Arkansas-Kentucky Basketball Rivalry
- First meeting: December 18, 1945 Kentucky 67-42
- Latest meeting: January 31, 2025 Kentucky 85-77
- Next meeting: 2027 (Next Scheduled Meeting)

Statistics
- Total meetings: 52
- Top scorer: Jodie Meeks (45 Points) February 14, 2009
- All-time record: Kentucky, 37-15
- Postseason results: Kentucky, 10-1 (SEC & NCAA Tournament)
- Largest victory: Kentucky, 76-39 December 13, 1948
- Current win streak: Kentucky, 1 (2026-Present)

= Arkansas–Kentucky men's basketball rivalry =

College basketball rivalry in the United States

The Arkansas–Kentucky men's basketball rivalry is a college basketball rivalry between the University of Arkansas Razorbacks and the University of Kentucky Wildcats. Though mistakenly attributed to Arkansas's hiring of former Kentucky coach John Calipari, this rivalry has been present since Arkansas joined the Southeastern Conference in 1990. Due to Arkansas's relative success in the Southeastern Conference and their lack of a natural in-state rival, Arkansas and Kentucky have formed a rivalry as two of the best teams in the conference. Though only meeting 51 times, 10 of their meetings have been in the SEC Tournament (4 times in the Championship Game) and one of their meetings was in the 1978 Final Four. Since 1992, Kentucky and Arkansas have meet at least once a season.

Kentucky leads the Series 37–15.

== History ==

This Rivalry is in inner-Conference Rivalry in the Southeastern Conference

Arkansas and Kentucky first played in the 1940s. Both teams found success during that time, with both teams making a combined 5 Final Fours. However, until the 1970s, Arkansas and Kentucky only played 3-times (each of which were in the regular season).

In 1978, Kentucky and Arkansas met in the Final Four in St. Louis, Missouri. Kentucky's Jack "Goose" Givens led the scoring for the Wildcats with 23 points as they downed the Razorbacks 64–59. Kentucky would go on to win the National Championship, marking their only championship under Head Coach Joe B. Hall.

While Arkansas and Kentucky played prior to the 1990s, their rivalry truly started when Arkansas joined the SEC in 1990. Arkansas and Kentucky both saw great success throughout the 1990s, in the conference and in the NCAA tournament. Throughout the decade, Arkansas made 6 Sweet Sixteen appearances, 3 Final Four appearances and they won the 1994 National Championship. Additionally, Arkansas was crowned SEC Regular-Season Champions 4 times throughout the 1990s while also winning the SEC Tournament in 1990 and 1991. While Arkansas had most of its success in the early-half of the decade, Kentucky found more success in the latter half. In the 1990s, Kentucky made 7 Sweet Sixteen appearances, 4 final four appearances and they won the 1996 and 1998 National Championships. During this run in the 1990s, Arkansas and Kentucky met 8 times in the regular season (with Arkansas winning 5 of the 8) and 6 times in the SEC Tournament (Kentucky won all 6).

|---|

## WHAT IS BEING ASKED
Can you reproduce, word for word, the part of the Arkansas–Kentucky rivalry page that opens with the words containing "This Rivalry is" and closes with "the regular season)."? The records aren't needed for this.

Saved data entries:
|---|

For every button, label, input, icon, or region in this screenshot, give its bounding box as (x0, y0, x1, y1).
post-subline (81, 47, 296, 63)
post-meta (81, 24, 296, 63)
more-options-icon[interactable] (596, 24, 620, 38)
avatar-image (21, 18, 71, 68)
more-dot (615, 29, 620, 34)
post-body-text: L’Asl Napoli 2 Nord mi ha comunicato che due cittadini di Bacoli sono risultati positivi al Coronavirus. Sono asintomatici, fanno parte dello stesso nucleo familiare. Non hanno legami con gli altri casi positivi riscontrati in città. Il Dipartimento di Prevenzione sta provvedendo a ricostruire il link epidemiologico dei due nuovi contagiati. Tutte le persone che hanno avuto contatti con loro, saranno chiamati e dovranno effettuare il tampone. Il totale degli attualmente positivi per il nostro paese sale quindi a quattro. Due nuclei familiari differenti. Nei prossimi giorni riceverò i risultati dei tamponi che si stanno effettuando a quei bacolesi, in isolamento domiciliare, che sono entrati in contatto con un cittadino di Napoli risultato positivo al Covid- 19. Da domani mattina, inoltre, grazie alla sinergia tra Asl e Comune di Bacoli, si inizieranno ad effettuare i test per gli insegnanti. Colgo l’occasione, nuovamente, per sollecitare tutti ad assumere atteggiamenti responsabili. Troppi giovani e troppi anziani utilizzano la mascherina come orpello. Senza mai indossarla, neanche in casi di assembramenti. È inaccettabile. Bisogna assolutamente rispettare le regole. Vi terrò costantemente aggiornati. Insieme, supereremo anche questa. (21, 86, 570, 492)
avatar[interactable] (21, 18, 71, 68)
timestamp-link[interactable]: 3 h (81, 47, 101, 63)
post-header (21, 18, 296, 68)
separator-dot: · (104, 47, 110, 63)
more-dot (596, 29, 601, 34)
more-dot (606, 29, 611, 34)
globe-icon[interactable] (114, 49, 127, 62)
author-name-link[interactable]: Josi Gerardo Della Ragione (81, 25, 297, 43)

|---|

## EXERCISE RESPONSE
This Rivalry is in inner-Conference Rivalry in the Southeastern Conference

Arkansas and Kentucky first played in the 1940s. Both teams found success during that time, with both teams making a combined 5 Final Fours. However, until the 1970s, Arkansas and Kentucky only played 3-times (each of which were in the regular season).